What is needed – Extract all records. Keep each one exact.

Source records –
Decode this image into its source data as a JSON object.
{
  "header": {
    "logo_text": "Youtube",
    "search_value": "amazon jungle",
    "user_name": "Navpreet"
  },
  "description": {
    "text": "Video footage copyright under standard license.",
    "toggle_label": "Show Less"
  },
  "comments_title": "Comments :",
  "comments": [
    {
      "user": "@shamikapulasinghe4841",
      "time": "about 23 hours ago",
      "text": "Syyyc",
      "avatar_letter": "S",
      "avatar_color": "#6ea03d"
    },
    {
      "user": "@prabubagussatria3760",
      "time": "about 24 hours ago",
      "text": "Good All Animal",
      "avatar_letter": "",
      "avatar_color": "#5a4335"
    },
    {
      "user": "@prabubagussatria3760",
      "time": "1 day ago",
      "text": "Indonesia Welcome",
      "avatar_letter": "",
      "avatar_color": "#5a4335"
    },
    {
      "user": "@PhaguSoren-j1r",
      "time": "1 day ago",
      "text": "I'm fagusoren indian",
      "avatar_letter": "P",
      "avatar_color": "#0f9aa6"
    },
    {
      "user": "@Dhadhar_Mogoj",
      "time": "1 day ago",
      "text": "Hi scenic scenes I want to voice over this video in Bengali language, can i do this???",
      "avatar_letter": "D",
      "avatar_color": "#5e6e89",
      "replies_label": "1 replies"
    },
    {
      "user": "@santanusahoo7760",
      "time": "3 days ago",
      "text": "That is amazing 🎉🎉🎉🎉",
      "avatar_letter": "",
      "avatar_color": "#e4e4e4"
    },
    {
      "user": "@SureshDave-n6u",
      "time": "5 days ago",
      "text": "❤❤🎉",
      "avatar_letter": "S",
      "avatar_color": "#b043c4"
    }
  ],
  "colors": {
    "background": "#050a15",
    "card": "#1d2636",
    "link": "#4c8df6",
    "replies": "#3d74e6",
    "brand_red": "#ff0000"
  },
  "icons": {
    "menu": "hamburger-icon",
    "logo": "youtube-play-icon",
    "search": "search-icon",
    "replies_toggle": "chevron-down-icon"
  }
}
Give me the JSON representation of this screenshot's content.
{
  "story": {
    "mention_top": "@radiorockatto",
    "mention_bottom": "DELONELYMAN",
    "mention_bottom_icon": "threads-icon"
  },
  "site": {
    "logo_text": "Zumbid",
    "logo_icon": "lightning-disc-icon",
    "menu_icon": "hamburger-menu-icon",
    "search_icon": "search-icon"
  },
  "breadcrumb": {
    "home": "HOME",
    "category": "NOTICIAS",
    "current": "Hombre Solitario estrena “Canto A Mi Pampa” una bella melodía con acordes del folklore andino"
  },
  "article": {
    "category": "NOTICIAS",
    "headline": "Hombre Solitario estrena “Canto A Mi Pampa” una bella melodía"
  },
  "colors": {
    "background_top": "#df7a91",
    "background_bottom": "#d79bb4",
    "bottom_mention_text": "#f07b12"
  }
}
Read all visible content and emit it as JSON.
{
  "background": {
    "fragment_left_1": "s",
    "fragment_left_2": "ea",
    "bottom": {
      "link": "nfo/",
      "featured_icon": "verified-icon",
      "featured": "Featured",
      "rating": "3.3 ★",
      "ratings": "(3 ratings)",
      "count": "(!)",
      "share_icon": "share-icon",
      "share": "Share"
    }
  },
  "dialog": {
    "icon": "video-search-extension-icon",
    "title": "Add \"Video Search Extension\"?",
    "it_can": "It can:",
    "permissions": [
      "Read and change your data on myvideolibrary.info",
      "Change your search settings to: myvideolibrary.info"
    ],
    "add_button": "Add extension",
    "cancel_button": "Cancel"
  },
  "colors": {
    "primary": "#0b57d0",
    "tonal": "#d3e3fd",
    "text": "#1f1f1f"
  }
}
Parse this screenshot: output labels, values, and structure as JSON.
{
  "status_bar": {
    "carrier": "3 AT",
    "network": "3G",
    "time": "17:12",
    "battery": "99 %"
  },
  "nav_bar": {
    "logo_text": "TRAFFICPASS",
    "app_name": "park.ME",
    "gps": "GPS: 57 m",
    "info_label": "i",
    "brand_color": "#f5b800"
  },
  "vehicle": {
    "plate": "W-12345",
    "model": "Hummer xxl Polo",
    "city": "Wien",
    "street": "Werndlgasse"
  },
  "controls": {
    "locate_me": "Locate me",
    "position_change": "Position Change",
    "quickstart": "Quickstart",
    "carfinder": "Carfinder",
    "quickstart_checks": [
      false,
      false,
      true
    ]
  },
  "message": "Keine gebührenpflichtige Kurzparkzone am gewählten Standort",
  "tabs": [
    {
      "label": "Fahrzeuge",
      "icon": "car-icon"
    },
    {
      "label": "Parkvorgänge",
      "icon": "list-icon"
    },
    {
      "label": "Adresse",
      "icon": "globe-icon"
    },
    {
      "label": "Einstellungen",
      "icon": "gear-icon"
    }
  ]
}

Final answer –
Decode this image into its source data as a JSON object.
{
  "header": {
    "logo_text": "Youtube",
    "search_value": "amazon jungle",
    "user_name": "Navpreet"
  },
  "description": {
    "text": "Video footage copyright under standard license.",
    "toggle_label": "Show Less"
  },
  "comments_title": "Comments :",
  "comments": [
    {
      "user": "@shamikapulasinghe4841",
      "time": "about 23 hours ago",
      "text": "Syyyc",
      "avatar_letter": "S",
      "avatar_color": "#6ea03d"
    },
    {
      "user": "@prabubagussatria3760",
      "time": "about 24 hours ago",
      "text": "Good All Animal",
      "avatar_letter": "",
      "avatar_color": "#5a4335"
    },
    {
      "user": "@prabubagussatria3760",
      "time": "1 day ago",
      "text": "Indonesia Welcome",
      "avatar_letter": "",
      "avatar_color": "#5a4335"
    },
    {
      "user": "@PhaguSoren-j1r",
      "time": "1 day ago",
      "text": "I'm fagusoren indian",
      "avatar_letter": "P",
      "avatar_color": "#0f9aa6"
    },
    {
      "user": "@Dhadhar_Mogoj",
      "time": "1 day ago",
      "text": "Hi scenic scenes I want to voice over this video in Bengali language, can i do this???",
      "avatar_letter": "D",
      "avatar_color": "#5e6e89",
      "replies_label": "1 replies"
    },
    {
      "user": "@santanusahoo7760",
      "time": "3 days ago",
      "text": "That is amazing 🎉🎉🎉🎉",
      "avatar_letter": "",
      "avatar_color": "#e4e4e4"
    },
    {
      "user": "@SureshDave-n6u",
      "time": "5 days ago",
      "text": "❤❤🎉",
      "avatar_letter": "S",
      "avatar_color": "#b043c4"
    }
  ],
  "colors": {
    "background": "#050a15",
    "card": "#1d2636",
    "link": "#4c8df6",
    "replies": "#3d74e6",
    "brand_red": "#ff0000"
  },
  "icons": {
    "menu": "hamburger-icon",
    "logo": "youtube-play-icon",
    "search": "search-icon",
    "replies_toggle": "chevron-down-icon"
  }
}
Give me the JSON representation of this screenshot's content.
{
  "story": {
    "mention_top": "@radiorockatto",
    "mention_bottom": "DELONELYMAN",
    "mention_bottom_icon": "threads-icon"
  },
  "site": {
    "logo_text": "Zumbid",
    "logo_icon": "lightning-disc-icon",
    "menu_icon": "hamburger-menu-icon",
    "search_icon": "search-icon"
  },
  "breadcrumb": {
    "home": "HOME",
    "category": "NOTICIAS",
    "current": "Hombre Solitario estrena “Canto A Mi Pampa” una bella melodía con acordes del folklore andino"
  },
  "article": {
    "category": "NOTICIAS",
    "headline": "Hombre Solitario estrena “Canto A Mi Pampa” una bella melodía"
  },
  "colors": {
    "background_top": "#df7a91",
    "background_bottom": "#d79bb4",
    "bottom_mention_text": "#f07b12"
  }
}
Read all visible content and emit it as JSON.
{
  "background": {
    "fragment_left_1": "s",
    "fragment_left_2": "ea",
    "bottom": {
      "link": "nfo/",
      "featured_icon": "verified-icon",
      "featured": "Featured",
      "rating": "3.3 ★",
      "ratings": "(3 ratings)",
      "count": "(!)",
      "share_icon": "share-icon",
      "share": "Share"
    }
  },
  "dialog": {
    "icon": "video-search-extension-icon",
    "title": "Add \"Video Search Extension\"?",
    "it_can": "It can:",
    "permissions": [
      "Read and change your data on myvideolibrary.info",
      "Change your search settings to: myvideolibrary.info"
    ],
    "add_button": "Add extension",
    "cancel_button": "Cancel"
  },
  "colors": {
    "primary": "#0b57d0",
    "tonal": "#d3e3fd",
    "text": "#1f1f1f"
  }
}
Parse this screenshot: output labels, values, and structure as JSON.
{
  "status_bar": {
    "carrier": "3 AT",
    "network": "3G",
    "time": "17:12",
    "battery": "99 %"
  },
  "nav_bar": {
    "logo_text": "TRAFFICPASS",
    "app_name": "park.ME",
    "gps": "GPS: 57 m",
    "info_label": "i",
    "brand_color": "#f5b800"
  },
  "vehicle": {
    "plate": "W-12345",
    "model": "Hummer xxl Polo",
    "city": "Wien",
    "street": "Werndlgasse"
  },
  "controls": {
    "locate_me": "Locate me",
    "position_change": "Position Change",
    "quickstart": "Quickstart",
    "carfinder": "Carfinder",
    "quickstart_checks": [
      false,
      false,
      true
    ]
  },
  "message": "Keine gebührenpflichtige Kurzparkzone am gewählten Standort",
  "tabs": [
    {
      "label": "Fahrzeuge",
      "icon": "car-icon"
    },
    {
      "label": "Parkvorgänge",
      "icon": "list-icon"
    },
    {
      "label": "Adresse",
      "icon": "globe-icon"
    },
    {
      "label": "Einstellungen",
      "icon": "gear-icon"
    }
  ]
}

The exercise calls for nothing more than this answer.